Brief: Exactly reproduce the entries, dropping any pictures from your copy.

Input for this task:
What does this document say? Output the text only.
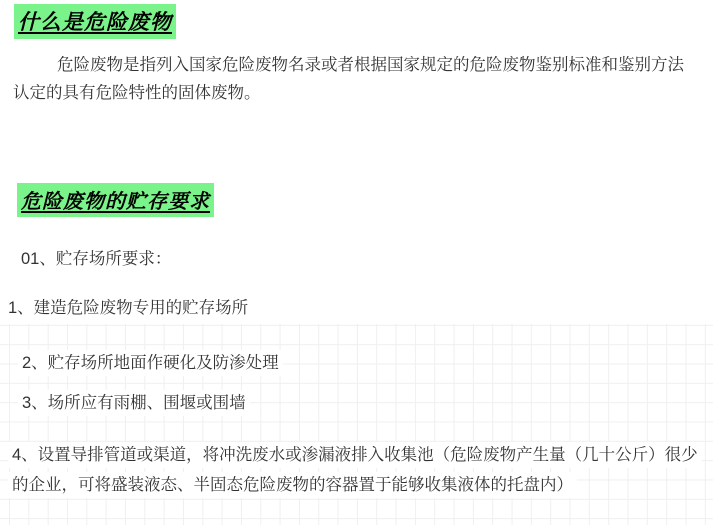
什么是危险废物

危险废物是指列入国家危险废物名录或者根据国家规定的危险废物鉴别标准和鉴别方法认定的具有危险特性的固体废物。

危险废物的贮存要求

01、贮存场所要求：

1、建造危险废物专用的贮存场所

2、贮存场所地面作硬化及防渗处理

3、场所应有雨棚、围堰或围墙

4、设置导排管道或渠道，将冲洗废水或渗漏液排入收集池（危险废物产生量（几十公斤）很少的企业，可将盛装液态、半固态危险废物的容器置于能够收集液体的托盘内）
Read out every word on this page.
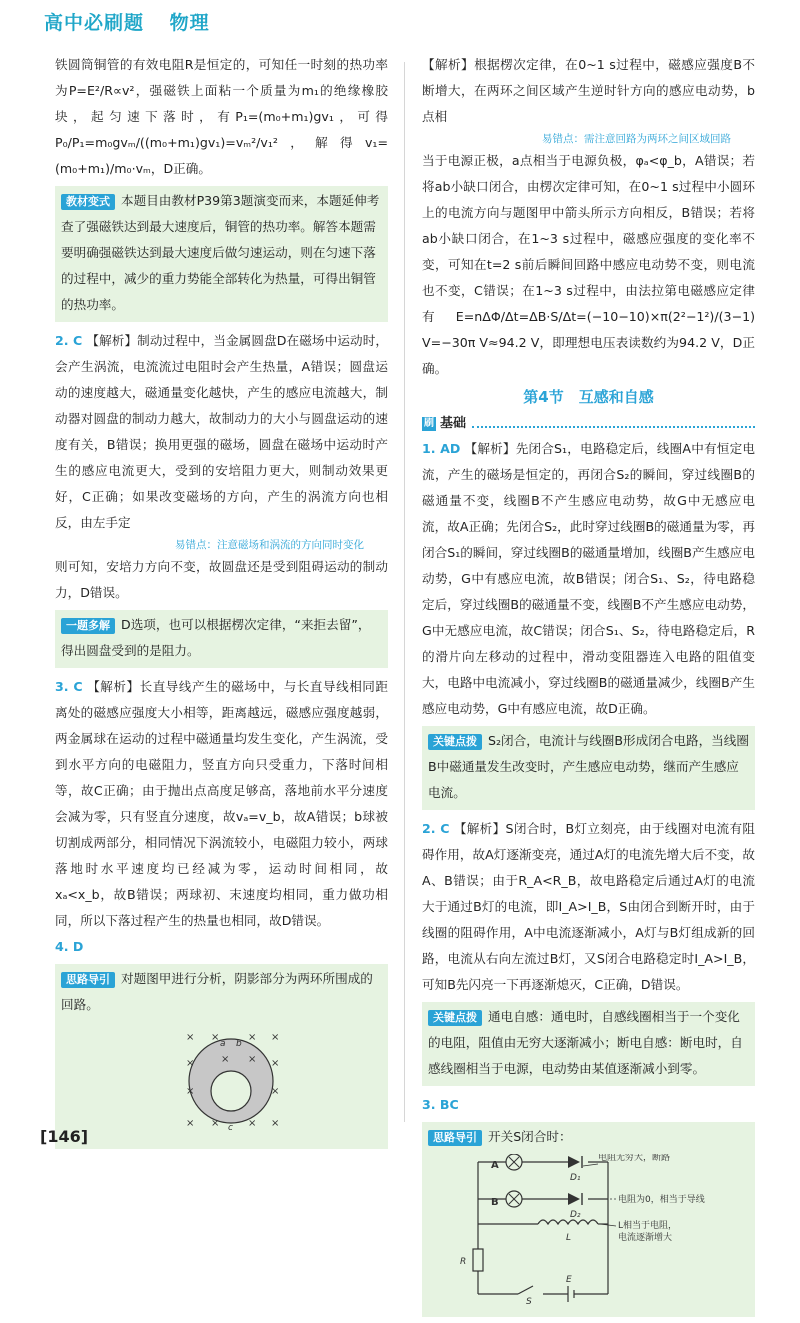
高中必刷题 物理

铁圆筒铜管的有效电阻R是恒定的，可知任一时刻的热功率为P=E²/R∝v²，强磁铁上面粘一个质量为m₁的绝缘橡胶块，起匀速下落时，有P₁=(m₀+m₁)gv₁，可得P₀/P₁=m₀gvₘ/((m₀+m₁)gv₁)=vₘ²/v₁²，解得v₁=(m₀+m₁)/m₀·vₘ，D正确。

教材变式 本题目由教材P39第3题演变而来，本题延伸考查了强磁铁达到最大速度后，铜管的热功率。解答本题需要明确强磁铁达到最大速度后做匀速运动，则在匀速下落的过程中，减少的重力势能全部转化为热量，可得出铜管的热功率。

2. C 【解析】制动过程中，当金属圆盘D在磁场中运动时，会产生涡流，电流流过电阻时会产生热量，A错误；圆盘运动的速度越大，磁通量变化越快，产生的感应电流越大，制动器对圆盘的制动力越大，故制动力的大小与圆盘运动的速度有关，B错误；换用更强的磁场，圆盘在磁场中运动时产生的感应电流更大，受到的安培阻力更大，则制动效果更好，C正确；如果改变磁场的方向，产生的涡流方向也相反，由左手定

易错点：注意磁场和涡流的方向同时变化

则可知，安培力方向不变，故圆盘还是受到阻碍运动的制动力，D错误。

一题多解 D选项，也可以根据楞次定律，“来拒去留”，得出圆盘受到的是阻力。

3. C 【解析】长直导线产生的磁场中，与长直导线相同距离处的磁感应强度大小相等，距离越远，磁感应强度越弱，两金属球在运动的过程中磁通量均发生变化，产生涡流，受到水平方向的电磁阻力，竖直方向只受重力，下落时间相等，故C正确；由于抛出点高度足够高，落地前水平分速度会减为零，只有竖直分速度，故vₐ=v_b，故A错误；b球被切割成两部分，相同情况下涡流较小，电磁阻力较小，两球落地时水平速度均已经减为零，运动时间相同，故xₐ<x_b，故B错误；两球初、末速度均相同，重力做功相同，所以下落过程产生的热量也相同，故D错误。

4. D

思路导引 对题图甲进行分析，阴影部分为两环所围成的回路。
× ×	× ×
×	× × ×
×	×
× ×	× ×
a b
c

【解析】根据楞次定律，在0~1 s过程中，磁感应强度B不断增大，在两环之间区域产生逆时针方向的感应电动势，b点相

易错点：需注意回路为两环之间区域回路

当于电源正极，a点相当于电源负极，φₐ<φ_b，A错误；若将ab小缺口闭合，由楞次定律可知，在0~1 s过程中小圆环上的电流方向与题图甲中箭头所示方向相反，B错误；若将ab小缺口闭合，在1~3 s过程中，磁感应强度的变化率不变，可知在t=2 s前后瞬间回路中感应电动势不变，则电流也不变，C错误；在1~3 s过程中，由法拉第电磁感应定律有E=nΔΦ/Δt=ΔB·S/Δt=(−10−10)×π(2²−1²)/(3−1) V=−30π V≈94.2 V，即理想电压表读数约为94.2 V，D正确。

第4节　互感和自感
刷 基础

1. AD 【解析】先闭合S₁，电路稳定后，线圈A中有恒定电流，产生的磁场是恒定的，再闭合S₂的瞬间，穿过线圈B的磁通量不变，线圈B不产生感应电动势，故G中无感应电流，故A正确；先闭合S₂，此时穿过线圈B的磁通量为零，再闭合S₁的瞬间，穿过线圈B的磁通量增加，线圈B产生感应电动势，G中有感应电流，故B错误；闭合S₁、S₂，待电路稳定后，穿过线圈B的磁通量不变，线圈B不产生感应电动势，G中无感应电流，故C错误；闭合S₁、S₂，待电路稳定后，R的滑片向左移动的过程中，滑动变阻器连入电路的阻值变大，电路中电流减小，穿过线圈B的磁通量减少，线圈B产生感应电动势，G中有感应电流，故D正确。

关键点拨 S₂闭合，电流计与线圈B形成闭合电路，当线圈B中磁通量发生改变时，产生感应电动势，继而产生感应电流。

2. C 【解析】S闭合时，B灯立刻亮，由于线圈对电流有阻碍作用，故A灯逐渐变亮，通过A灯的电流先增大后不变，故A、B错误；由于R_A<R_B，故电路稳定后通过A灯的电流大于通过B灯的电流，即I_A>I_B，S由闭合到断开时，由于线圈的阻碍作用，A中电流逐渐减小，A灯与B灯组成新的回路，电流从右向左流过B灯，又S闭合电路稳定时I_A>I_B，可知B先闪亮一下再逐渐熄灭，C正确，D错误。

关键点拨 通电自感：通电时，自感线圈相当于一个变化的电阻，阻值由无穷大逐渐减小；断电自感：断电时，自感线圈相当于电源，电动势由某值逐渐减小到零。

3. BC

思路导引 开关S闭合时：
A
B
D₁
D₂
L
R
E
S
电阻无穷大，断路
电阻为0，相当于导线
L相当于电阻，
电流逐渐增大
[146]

Full response:
What does this document say? Output the text only.
什么是危险废物

危险废物是指列入国家危险废物名录或者根据国家规定的危险废物鉴别标准和鉴别方法认定的具有危险特性的固体废物。

危险废物的贮存要求

01、贮存场所要求：

1、建造危险废物专用的贮存场所

2、贮存场所地面作硬化及防渗处理

3、场所应有雨棚、围堰或围墙

4、设置导排管道或渠道，将冲洗废水或渗漏液排入收集池（危险废物产生量（几十公斤）很少的企业，可将盛装液态、半固态危险废物的容器置于能够收集液体的托盘内）
Read out every word on this page.
高中必刷题 物理

铁圆筒铜管的有效电阻R是恒定的，可知任一时刻的热功率为P=E²/R∝v²，强磁铁上面粘一个质量为m₁的绝缘橡胶块，起匀速下落时，有P₁=(m₀+m₁)gv₁，可得P₀/P₁=m₀gvₘ/((m₀+m₁)gv₁)=vₘ²/v₁²，解得v₁=(m₀+m₁)/m₀·vₘ，D正确。

教材变式 本题目由教材P39第3题演变而来，本题延伸考查了强磁铁达到最大速度后，铜管的热功率。解答本题需要明确强磁铁达到最大速度后做匀速运动，则在匀速下落的过程中，减少的重力势能全部转化为热量，可得出铜管的热功率。

2. C 【解析】制动过程中，当金属圆盘D在磁场中运动时，会产生涡流，电流流过电阻时会产生热量，A错误；圆盘运动的速度越大，磁通量变化越快，产生的感应电流越大，制动器对圆盘的制动力越大，故制动力的大小与圆盘运动的速度有关，B错误；换用更强的磁场，圆盘在磁场中运动时产生的感应电流更大，受到的安培阻力更大，则制动效果更好，C正确；如果改变磁场的方向，产生的涡流方向也相反，由左手定

易错点：注意磁场和涡流的方向同时变化

则可知，安培力方向不变，故圆盘还是受到阻碍运动的制动力，D错误。

一题多解 D选项，也可以根据楞次定律，“来拒去留”，得出圆盘受到的是阻力。

3. C 【解析】长直导线产生的磁场中，与长直导线相同距离处的磁感应强度大小相等，距离越远，磁感应强度越弱，两金属球在运动的过程中磁通量均发生变化，产生涡流，受到水平方向的电磁阻力，竖直方向只受重力，下落时间相等，故C正确；由于抛出点高度足够高，落地前水平分速度会减为零，只有竖直分速度，故vₐ=v_b，故A错误；b球被切割成两部分，相同情况下涡流较小，电磁阻力较小，两球落地时水平速度均已经减为零，运动时间相同，故xₐ<x_b，故B错误；两球初、末速度均相同，重力做功相同，所以下落过程产生的热量也相同，故D错误。

4. D

思路导引 对题图甲进行分析，阴影部分为两环所围成的回路。
× ×	× ×
×	× × ×
×	×
× ×	× ×
a b
c

【解析】根据楞次定律，在0~1 s过程中，磁感应强度B不断增大，在两环之间区域产生逆时针方向的感应电动势，b点相

易错点：需注意回路为两环之间区域回路

当于电源正极，a点相当于电源负极，φₐ<φ_b，A错误；若将ab小缺口闭合，由楞次定律可知，在0~1 s过程中小圆环上的电流方向与题图甲中箭头所示方向相反，B错误；若将ab小缺口闭合，在1~3 s过程中，磁感应强度的变化率不变，可知在t=2 s前后瞬间回路中感应电动势不变，则电流也不变，C错误；在1~3 s过程中，由法拉第电磁感应定律有E=nΔΦ/Δt=ΔB·S/Δt=(−10−10)×π(2²−1²)/(3−1) V=−30π V≈94.2 V，即理想电压表读数约为94.2 V，D正确。

第4节　互感和自感
刷 基础

1. AD 【解析】先闭合S₁，电路稳定后，线圈A中有恒定电流，产生的磁场是恒定的，再闭合S₂的瞬间，穿过线圈B的磁通量不变，线圈B不产生感应电动势，故G中无感应电流，故A正确；先闭合S₂，此时穿过线圈B的磁通量为零，再闭合S₁的瞬间，穿过线圈B的磁通量增加，线圈B产生感应电动势，G中有感应电流，故B错误；闭合S₁、S₂，待电路稳定后，穿过线圈B的磁通量不变，线圈B不产生感应电动势，G中无感应电流，故C错误；闭合S₁、S₂，待电路稳定后，R的滑片向左移动的过程中，滑动变阻器连入电路的阻值变大，电路中电流减小，穿过线圈B的磁通量减少，线圈B产生感应电动势，G中有感应电流，故D正确。

关键点拨 S₂闭合，电流计与线圈B形成闭合电路，当线圈B中磁通量发生改变时，产生感应电动势，继而产生感应电流。

2. C 【解析】S闭合时，B灯立刻亮，由于线圈对电流有阻碍作用，故A灯逐渐变亮，通过A灯的电流先增大后不变，故A、B错误；由于R_A<R_B，故电路稳定后通过A灯的电流大于通过B灯的电流，即I_A>I_B，S由闭合到断开时，由于线圈的阻碍作用，A中电流逐渐减小，A灯与B灯组成新的回路，电流从右向左流过B灯，又S闭合电路稳定时I_A>I_B，可知B先闪亮一下再逐渐熄灭，C正确，D错误。

关键点拨 通电自感：通电时，自感线圈相当于一个变化的电阻，阻值由无穷大逐渐减小；断电自感：断电时，自感线圈相当于电源，电动势由某值逐渐减小到零。

3. BC

思路导引 开关S闭合时：
A
B
D₁
D₂
L
R
E
S
电阻无穷大，断路
电阻为0，相当于导线
L相当于电阻，
电流逐渐增大
[146]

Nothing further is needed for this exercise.